■ Directive: Convert each line of the items below into a numbered list, omitting any blank lines.

■ Data lines:
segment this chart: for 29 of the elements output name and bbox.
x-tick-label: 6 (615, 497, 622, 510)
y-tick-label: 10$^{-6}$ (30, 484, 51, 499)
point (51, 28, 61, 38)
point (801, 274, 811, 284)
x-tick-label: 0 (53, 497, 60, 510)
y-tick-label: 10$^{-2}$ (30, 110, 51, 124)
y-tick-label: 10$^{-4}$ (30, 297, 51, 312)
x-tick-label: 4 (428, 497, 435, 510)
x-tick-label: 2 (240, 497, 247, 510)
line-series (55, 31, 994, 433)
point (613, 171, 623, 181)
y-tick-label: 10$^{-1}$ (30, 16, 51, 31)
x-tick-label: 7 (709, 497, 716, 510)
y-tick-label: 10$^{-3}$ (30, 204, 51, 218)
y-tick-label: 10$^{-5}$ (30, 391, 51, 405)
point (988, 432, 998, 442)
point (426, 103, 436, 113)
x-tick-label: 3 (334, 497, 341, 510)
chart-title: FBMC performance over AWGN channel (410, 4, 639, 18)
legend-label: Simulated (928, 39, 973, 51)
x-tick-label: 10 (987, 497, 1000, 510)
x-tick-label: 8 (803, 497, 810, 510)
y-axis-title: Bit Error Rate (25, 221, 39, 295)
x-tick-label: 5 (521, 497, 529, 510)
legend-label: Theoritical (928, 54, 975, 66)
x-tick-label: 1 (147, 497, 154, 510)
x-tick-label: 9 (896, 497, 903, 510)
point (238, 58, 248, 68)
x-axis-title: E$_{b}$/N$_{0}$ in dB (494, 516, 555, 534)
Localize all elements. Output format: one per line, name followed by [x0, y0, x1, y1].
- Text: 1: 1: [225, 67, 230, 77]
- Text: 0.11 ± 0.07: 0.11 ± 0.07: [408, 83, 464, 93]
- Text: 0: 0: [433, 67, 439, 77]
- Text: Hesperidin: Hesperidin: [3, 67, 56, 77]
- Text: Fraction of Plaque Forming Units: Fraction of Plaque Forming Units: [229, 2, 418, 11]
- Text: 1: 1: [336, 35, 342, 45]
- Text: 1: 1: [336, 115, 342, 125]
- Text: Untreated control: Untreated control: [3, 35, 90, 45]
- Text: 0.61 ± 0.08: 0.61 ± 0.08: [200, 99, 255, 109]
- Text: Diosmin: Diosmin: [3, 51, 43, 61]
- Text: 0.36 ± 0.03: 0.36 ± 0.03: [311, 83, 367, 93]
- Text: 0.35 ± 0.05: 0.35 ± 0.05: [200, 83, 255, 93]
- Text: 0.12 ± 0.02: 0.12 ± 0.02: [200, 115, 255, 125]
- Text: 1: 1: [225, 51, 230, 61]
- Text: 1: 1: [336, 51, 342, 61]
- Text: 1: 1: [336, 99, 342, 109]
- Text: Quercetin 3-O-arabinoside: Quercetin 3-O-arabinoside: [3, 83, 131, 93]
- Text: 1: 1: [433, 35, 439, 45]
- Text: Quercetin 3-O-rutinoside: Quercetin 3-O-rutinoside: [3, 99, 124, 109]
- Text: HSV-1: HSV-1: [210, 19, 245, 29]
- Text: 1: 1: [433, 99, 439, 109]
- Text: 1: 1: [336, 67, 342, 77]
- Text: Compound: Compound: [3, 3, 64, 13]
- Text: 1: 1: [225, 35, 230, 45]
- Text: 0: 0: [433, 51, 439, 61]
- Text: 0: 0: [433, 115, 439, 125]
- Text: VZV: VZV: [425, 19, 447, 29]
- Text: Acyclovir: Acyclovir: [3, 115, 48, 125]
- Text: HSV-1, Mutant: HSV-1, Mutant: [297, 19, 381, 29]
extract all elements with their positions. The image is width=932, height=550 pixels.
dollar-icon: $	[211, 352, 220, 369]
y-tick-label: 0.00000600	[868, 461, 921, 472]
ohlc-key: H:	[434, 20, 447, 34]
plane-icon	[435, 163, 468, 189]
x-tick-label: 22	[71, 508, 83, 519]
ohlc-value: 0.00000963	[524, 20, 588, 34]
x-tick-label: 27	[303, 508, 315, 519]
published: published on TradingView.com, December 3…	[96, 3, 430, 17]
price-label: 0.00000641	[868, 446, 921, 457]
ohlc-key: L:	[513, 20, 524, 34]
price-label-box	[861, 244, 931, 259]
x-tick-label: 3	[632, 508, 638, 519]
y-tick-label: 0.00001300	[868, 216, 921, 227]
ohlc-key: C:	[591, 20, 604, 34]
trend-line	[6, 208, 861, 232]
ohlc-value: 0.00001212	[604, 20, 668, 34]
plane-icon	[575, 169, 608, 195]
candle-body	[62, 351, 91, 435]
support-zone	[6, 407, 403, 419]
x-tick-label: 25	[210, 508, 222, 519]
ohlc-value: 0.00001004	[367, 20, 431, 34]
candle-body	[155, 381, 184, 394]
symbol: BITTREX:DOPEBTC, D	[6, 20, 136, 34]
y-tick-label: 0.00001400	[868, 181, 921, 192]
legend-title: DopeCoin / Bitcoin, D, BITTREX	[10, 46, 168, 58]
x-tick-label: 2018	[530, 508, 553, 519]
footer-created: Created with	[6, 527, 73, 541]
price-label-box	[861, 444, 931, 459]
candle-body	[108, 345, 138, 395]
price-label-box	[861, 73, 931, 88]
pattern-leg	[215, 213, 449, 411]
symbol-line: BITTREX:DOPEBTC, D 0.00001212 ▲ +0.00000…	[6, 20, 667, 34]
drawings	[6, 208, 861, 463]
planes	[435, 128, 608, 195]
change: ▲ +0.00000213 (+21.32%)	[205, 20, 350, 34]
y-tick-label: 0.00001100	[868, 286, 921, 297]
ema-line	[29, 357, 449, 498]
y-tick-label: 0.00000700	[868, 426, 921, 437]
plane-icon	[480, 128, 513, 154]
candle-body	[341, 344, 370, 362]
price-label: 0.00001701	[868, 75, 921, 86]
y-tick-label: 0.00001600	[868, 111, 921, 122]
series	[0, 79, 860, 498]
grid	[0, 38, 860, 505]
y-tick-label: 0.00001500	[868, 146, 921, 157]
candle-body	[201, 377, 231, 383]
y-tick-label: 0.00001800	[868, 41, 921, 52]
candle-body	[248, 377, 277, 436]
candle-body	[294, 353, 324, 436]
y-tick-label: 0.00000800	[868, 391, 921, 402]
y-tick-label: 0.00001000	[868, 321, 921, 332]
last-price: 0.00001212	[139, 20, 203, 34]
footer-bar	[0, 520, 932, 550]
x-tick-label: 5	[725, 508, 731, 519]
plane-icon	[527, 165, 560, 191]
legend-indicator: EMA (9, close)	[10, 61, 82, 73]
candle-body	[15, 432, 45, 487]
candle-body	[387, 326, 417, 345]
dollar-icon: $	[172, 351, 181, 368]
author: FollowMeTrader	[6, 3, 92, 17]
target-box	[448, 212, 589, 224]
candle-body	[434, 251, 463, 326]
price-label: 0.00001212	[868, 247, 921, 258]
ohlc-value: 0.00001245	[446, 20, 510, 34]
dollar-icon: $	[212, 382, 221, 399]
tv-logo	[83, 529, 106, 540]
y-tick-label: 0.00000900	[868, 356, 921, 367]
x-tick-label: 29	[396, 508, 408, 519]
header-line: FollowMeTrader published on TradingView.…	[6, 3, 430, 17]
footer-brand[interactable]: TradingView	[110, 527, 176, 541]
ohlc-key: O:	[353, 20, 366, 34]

■ Answer to the task:
1. segment this chart: for 29 of the elements output name and bbox.
2. x-tick-label: 6 (615, 497, 622, 510)
3. y-tick-label: 10$^{-6}$ (30, 484, 51, 499)
4. point (51, 28, 61, 38)
5. point (801, 274, 811, 284)
6. x-tick-label: 0 (53, 497, 60, 510)
7. y-tick-label: 10$^{-2}$ (30, 110, 51, 124)
8. y-tick-label: 10$^{-4}$ (30, 297, 51, 312)
9. x-tick-label: 4 (428, 497, 435, 510)
10. x-tick-label: 2 (240, 497, 247, 510)
11. line-series (55, 31, 994, 433)
12. point (613, 171, 623, 181)
13. y-tick-label: 10$^{-1}$ (30, 16, 51, 31)
14. x-tick-label: 7 (709, 497, 716, 510)
15. y-tick-label: 10$^{-3}$ (30, 204, 51, 218)
16. y-tick-label: 10$^{-5}$ (30, 391, 51, 405)
17. point (988, 432, 998, 442)
18. point (426, 103, 436, 113)
19. x-tick-label: 3 (334, 497, 341, 510)
20. chart-title: FBMC performance over AWGN channel (410, 4, 639, 18)
21. legend-label: Simulated (928, 39, 973, 51)
22. x-tick-label: 10 (987, 497, 1000, 510)
23. x-tick-label: 8 (803, 497, 810, 510)
24. y-axis-title: Bit Error Rate (25, 221, 39, 295)
25. x-tick-label: 5 (521, 497, 529, 510)
26. legend-label: Theoritical (928, 54, 975, 66)
27. x-tick-label: 1 (147, 497, 154, 510)
28. x-tick-label: 9 (896, 497, 903, 510)
29. point (238, 58, 248, 68)
30. x-axis-title: E$_{b}$/N$_{0}$ in dB (494, 516, 555, 534)
31. Localize all elements. Output format: one per line, name followed by [x0, y0, x1, y1].
32. - Text: 1: 1: [225, 67, 230, 77]
33. - Text: 0.11 ± 0.07: 0.11 ± 0.07: [408, 83, 464, 93]
34. - Text: 0: 0: [433, 67, 439, 77]
35. - Text: Hesperidin: Hesperidin: [3, 67, 56, 77]
36. - Text: Fraction of Plaque Forming Units: Fraction of Plaque Forming Units: [229, 2, 418, 11]
37. - Text: 1: 1: [336, 35, 342, 45]
38. - Text: 1: 1: [336, 115, 342, 125]
39. - Text: Untreated control: Untreated control: [3, 35, 90, 45]
40. - Text: 0.61 ± 0.08: 0.61 ± 0.08: [200, 99, 255, 109]
41. - Text: Diosmin: Diosmin: [3, 51, 43, 61]
42. - Text: 0.36 ± 0.03: 0.36 ± 0.03: [311, 83, 367, 93]
43. - Text: 0.35 ± 0.05: 0.35 ± 0.05: [200, 83, 255, 93]
44. - Text: 0.12 ± 0.02: 0.12 ± 0.02: [200, 115, 255, 125]
45. - Text: 1: 1: [225, 51, 230, 61]
46. - Text: 1: 1: [336, 51, 342, 61]
47. - Text: 1: 1: [336, 99, 342, 109]
48. - Text: Quercetin 3-O-arabinoside: Quercetin 3-O-arabinoside: [3, 83, 131, 93]
49. - Text: 1: 1: [433, 35, 439, 45]
50. - Text: Quercetin 3-O-rutinoside: Quercetin 3-O-rutinoside: [3, 99, 124, 109]
51. - Text: HSV-1: HSV-1: [210, 19, 245, 29]
52. - Text: 1: 1: [433, 99, 439, 109]
53. - Text: 1: 1: [336, 67, 342, 77]
54. - Text: Compound: Compound: [3, 3, 64, 13]
55. - Text: 1: 1: [225, 35, 230, 45]
56. - Text: 0: 0: [433, 51, 439, 61]
57. - Text: 0: 0: [433, 115, 439, 125]
58. - Text: VZV: VZV: [425, 19, 447, 29]
59. - Text: Acyclovir: Acyclovir: [3, 115, 48, 125]
60. - Text: HSV-1, Mutant: HSV-1, Mutant: [297, 19, 381, 29]
61. extract all elements with their positions. The image is width=932, height=550 pixels.
62. dollar-icon: $	[211, 352, 220, 369]
63. y-tick-label: 0.00000600	[868, 461, 921, 472]
64. ohlc-key: H:	[434, 20, 447, 34]
65. plane-icon	[435, 163, 468, 189]
66. x-tick-label: 22	[71, 508, 83, 519]
67. ohlc-value: 0.00000963	[524, 20, 588, 34]
68. x-tick-label: 27	[303, 508, 315, 519]
69. published: published on TradingView.com, December 3…	[96, 3, 430, 17]
70. price-label: 0.00000641	[868, 446, 921, 457]
71. ohlc-key: L:	[513, 20, 524, 34]
72. price-label-box	[861, 244, 931, 259]
73. x-tick-label: 3	[632, 508, 638, 519]
74. y-tick-label: 0.00001300	[868, 216, 921, 227]
75. ohlc-key: C:	[591, 20, 604, 34]
76. trend-line	[6, 208, 861, 232]
77. ohlc-value: 0.00001212	[604, 20, 668, 34]
78. plane-icon	[575, 169, 608, 195]
79. candle-body	[62, 351, 91, 435]
80. support-zone	[6, 407, 403, 419]
81. x-tick-label: 25	[210, 508, 222, 519]
82. ohlc-value: 0.00001004	[367, 20, 431, 34]
83. candle-body	[155, 381, 184, 394]
84. symbol: BITTREX:DOPEBTC, D	[6, 20, 136, 34]
85. y-tick-label: 0.00001400	[868, 181, 921, 192]
86. legend-title: DopeCoin / Bitcoin, D, BITTREX	[10, 46, 168, 58]
87. x-tick-label: 2018	[530, 508, 553, 519]
88. footer-created: Created with	[6, 527, 73, 541]
89. price-label-box	[861, 444, 931, 459]
90. candle-body	[108, 345, 138, 395]
91. price-label-box	[861, 73, 931, 88]
92. pattern-leg	[215, 213, 449, 411]
93. symbol-line: BITTREX:DOPEBTC, D 0.00001212 ▲ +0.00000…	[6, 20, 667, 34]
94. drawings	[6, 208, 861, 463]
95. planes	[435, 128, 608, 195]
96. change: ▲ +0.00000213 (+21.32%)	[205, 20, 350, 34]
97. y-tick-label: 0.00001100	[868, 286, 921, 297]
98. ema-line	[29, 357, 449, 498]
99. y-tick-label: 0.00000700	[868, 426, 921, 437]
100. plane-icon	[480, 128, 513, 154]
101. candle-body	[341, 344, 370, 362]
102. price-label: 0.00001701	[868, 75, 921, 86]
103. y-tick-label: 0.00001600	[868, 111, 921, 122]
104. series	[0, 79, 860, 498]
105. grid	[0, 38, 860, 505]
106. y-tick-label: 0.00001500	[868, 146, 921, 157]
107. candle-body	[201, 377, 231, 383]
108. y-tick-label: 0.00001800	[868, 41, 921, 52]
109. candle-body	[248, 377, 277, 436]
110. candle-body	[294, 353, 324, 436]
111. y-tick-label: 0.00000800	[868, 391, 921, 402]
112. y-tick-label: 0.00001000	[868, 321, 921, 332]
113. last-price: 0.00001212	[139, 20, 203, 34]
114. footer-bar	[0, 520, 932, 550]
115. x-tick-label: 5	[725, 508, 731, 519]
116. plane-icon	[527, 165, 560, 191]
117. legend-indicator: EMA (9, close)	[10, 61, 82, 73]
118. candle-body	[15, 432, 45, 487]
119. candle-body	[387, 326, 417, 345]
120. dollar-icon: $	[172, 351, 181, 368]
121. author: FollowMeTrader	[6, 3, 92, 17]
122. target-box	[448, 212, 589, 224]
123. candle-body	[434, 251, 463, 326]
124. price-label: 0.00001212	[868, 247, 921, 258]
125. ohlc-value: 0.00001245	[446, 20, 510, 34]
126. dollar-icon: $	[212, 382, 221, 399]
127. tv-logo	[83, 529, 106, 540]
128. y-tick-label: 0.00000900	[868, 356, 921, 367]
129. x-tick-label: 29	[396, 508, 408, 519]
130. header-line: FollowMeTrader published on TradingView.…	[6, 3, 430, 17]
131. footer-brand[interactable]: TradingView	[110, 527, 176, 541]
132. ohlc-key: O:	[353, 20, 366, 34]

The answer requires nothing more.